### TASK STATEMENT
Look for the string "结果保留根号" in every line, and copy each line that has it.

### DATA FOR THE TASK
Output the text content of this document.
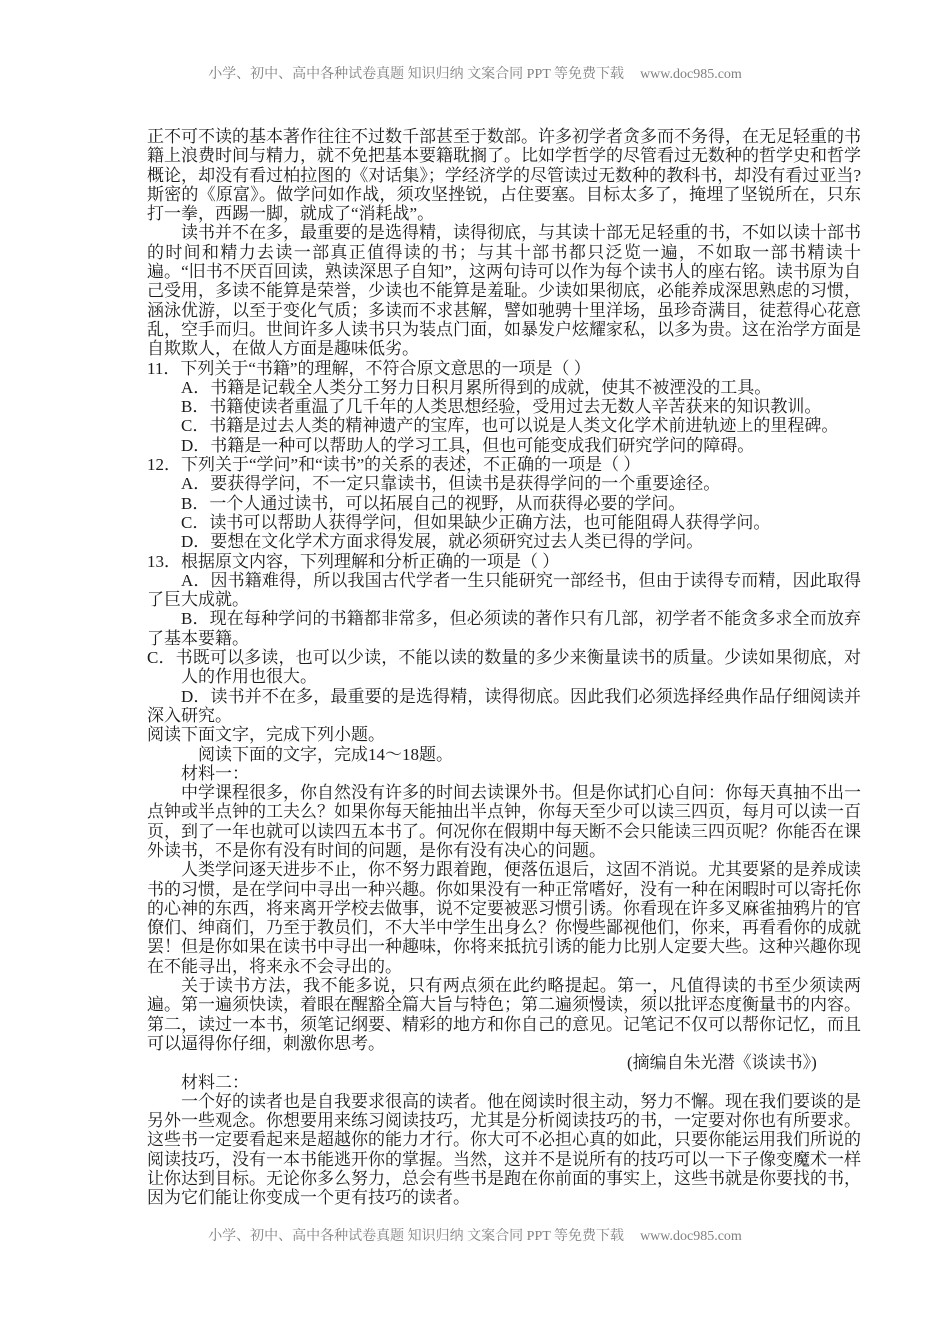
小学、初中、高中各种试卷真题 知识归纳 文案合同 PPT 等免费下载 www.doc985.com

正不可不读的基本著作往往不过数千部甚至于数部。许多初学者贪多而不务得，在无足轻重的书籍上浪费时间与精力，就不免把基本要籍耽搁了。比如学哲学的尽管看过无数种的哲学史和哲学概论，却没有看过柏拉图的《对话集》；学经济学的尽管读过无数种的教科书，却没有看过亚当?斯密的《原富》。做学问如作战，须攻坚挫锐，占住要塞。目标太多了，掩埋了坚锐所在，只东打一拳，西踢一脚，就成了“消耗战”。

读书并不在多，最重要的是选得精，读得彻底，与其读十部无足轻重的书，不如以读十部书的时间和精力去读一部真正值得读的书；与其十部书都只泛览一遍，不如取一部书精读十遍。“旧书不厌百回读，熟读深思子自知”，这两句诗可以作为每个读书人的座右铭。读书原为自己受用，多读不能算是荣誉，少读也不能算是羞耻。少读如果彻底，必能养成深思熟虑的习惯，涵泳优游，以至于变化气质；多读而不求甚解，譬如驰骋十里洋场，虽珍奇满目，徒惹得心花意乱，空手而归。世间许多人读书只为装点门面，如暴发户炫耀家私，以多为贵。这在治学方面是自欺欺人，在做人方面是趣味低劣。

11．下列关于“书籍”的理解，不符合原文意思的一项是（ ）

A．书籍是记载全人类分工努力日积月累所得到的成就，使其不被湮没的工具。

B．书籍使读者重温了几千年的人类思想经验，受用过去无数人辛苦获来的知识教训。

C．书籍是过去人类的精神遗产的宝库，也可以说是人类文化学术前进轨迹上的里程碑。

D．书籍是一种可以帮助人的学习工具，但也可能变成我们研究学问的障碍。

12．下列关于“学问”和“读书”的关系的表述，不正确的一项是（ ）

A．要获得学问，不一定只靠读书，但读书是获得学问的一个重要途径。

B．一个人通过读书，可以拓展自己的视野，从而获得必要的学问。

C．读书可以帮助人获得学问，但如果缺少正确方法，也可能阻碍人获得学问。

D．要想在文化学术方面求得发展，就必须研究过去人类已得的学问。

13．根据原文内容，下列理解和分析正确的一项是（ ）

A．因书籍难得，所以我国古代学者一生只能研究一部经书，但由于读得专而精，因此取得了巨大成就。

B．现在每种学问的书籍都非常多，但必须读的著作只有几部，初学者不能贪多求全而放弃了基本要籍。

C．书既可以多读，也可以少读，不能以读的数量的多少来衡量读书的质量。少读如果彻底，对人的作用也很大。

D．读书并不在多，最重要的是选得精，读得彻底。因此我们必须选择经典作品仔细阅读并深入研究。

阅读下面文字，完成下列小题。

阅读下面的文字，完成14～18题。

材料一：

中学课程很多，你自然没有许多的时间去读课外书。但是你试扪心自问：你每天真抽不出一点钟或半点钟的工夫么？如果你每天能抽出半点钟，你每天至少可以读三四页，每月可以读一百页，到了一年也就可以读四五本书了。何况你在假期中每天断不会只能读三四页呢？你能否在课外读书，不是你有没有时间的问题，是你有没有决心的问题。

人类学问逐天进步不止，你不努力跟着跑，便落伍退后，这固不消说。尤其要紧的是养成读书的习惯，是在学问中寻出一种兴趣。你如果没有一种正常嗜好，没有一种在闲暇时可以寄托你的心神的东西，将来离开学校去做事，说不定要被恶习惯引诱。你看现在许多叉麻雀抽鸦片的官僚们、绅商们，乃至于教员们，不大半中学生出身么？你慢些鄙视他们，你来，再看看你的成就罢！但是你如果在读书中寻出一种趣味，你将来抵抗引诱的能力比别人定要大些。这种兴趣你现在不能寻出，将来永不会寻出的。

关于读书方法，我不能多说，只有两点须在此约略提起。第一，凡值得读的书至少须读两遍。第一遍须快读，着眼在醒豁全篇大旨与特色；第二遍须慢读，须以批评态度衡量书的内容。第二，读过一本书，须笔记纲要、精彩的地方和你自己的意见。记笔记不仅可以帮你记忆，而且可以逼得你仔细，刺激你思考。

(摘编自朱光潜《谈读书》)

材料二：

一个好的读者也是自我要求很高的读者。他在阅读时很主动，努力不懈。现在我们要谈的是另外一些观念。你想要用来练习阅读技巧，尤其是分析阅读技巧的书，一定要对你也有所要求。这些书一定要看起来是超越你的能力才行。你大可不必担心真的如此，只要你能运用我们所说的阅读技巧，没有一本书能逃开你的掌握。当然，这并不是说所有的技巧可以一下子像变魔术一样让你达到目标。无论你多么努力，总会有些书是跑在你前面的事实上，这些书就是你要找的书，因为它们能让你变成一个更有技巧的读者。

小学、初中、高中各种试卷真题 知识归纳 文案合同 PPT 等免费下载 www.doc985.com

...

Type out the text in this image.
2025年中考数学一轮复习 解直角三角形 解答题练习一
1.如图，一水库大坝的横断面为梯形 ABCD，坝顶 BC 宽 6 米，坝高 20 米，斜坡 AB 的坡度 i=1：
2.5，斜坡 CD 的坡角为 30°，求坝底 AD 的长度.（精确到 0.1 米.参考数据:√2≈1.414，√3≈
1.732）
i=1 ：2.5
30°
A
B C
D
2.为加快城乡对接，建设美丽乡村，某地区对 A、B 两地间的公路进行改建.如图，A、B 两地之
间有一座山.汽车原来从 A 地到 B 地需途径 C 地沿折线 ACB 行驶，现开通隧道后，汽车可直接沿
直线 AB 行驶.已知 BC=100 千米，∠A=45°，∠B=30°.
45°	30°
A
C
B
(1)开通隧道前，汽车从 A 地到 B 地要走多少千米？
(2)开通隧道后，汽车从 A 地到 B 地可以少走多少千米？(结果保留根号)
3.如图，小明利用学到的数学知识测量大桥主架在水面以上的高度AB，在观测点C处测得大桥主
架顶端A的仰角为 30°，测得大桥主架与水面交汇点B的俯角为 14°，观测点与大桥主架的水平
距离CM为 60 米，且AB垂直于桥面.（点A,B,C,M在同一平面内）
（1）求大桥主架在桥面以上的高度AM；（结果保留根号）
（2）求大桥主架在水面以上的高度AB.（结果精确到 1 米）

### THE REPLY
(2)开通隧道后，汽车从 A 地到 B 地可以少走多少千米？(结果保留根号)
（1）求大桥主架在桥面以上的高度AM；（结果保留根号）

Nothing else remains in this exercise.